- **TASK DIRECTIONS**: Locate each line below that includes "VROC" and reproduce it.

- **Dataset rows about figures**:
>> start

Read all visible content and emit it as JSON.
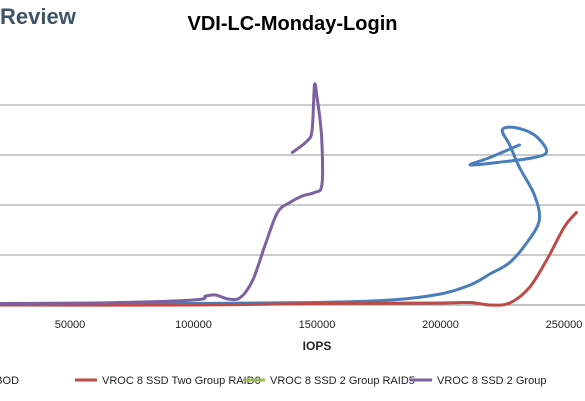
{
  "header": {
    "brand": "Review"
  },
  "chart_data": {
    "type": "line",
    "title": "VDI-LC-Monday-Login",
    "xlabel": "IOPS",
    "ylabel": "",
    "xticks": [
      50000,
      100000,
      150000,
      200000,
      250000
    ],
    "xlim": [
      0,
      255000
    ],
    "ylim": [
      0,
      5
    ],
    "grid": true,
    "legend_position": "bottom",
    "series": [
      {
        "name": "SSD JBOD",
        "color": "#4a7ebb",
        "points": [
          [
            0,
            0.02
          ],
          [
            100000,
            0.03
          ],
          [
            150000,
            0.05
          ],
          [
            180000,
            0.1
          ],
          [
            200000,
            0.22
          ],
          [
            212000,
            0.4
          ],
          [
            220000,
            0.62
          ],
          [
            228000,
            0.85
          ],
          [
            235000,
            1.25
          ],
          [
            240000,
            1.7
          ],
          [
            238000,
            2.2
          ],
          [
            232000,
            2.75
          ],
          [
            228000,
            3.2
          ],
          [
            225000,
            3.5
          ],
          [
            230000,
            3.55
          ],
          [
            238000,
            3.4
          ],
          [
            243000,
            3.08
          ],
          [
            238000,
            2.95
          ],
          [
            223000,
            2.85
          ],
          [
            212000,
            2.8
          ],
          [
            220000,
            2.95
          ],
          [
            232000,
            3.2
          ]
        ]
      },
      {
        "name": "VROC 8 SSD Two Group RAID0",
        "color": "#be4b48",
        "points": [
          [
            0,
            0.0
          ],
          [
            100000,
            0.0
          ],
          [
            150000,
            0.03
          ],
          [
            200000,
            0.04
          ],
          [
            212000,
            0.05
          ],
          [
            220000,
            0.0
          ],
          [
            228000,
            0.04
          ],
          [
            236000,
            0.35
          ],
          [
            243000,
            0.9
          ],
          [
            250000,
            1.55
          ],
          [
            255000,
            1.85
          ]
        ]
      },
      {
        "name": "VROC 8 SSD 2 Group RAID5",
        "color": "#98b954",
        "points": []
      },
      {
        "name": "VROC 8 SSD 2 Group",
        "color": "#7d60a0",
        "points": [
          [
            0,
            0.03
          ],
          [
            60000,
            0.04
          ],
          [
            100000,
            0.1
          ],
          [
            105000,
            0.18
          ],
          [
            109000,
            0.2
          ],
          [
            114000,
            0.12
          ],
          [
            119000,
            0.15
          ],
          [
            124000,
            0.5
          ],
          [
            129000,
            1.2
          ],
          [
            134000,
            1.85
          ],
          [
            139000,
            2.05
          ],
          [
            144000,
            2.18
          ],
          [
            149000,
            2.25
          ],
          [
            152000,
            2.4
          ],
          [
            152000,
            3.25
          ],
          [
            151000,
            3.8
          ],
          [
            150000,
            4.15
          ],
          [
            149000,
            4.4
          ],
          [
            148000,
            3.5
          ],
          [
            146000,
            3.28
          ],
          [
            140000,
            3.05
          ]
        ]
      }
    ]
  }
}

>> end

- **REPLY**:
        "name": "VROC 8 SSD Two Group RAID0",
        "name": "VROC 8 SSD 2 Group RAID5",
        "name": "VROC 8 SSD 2 Group",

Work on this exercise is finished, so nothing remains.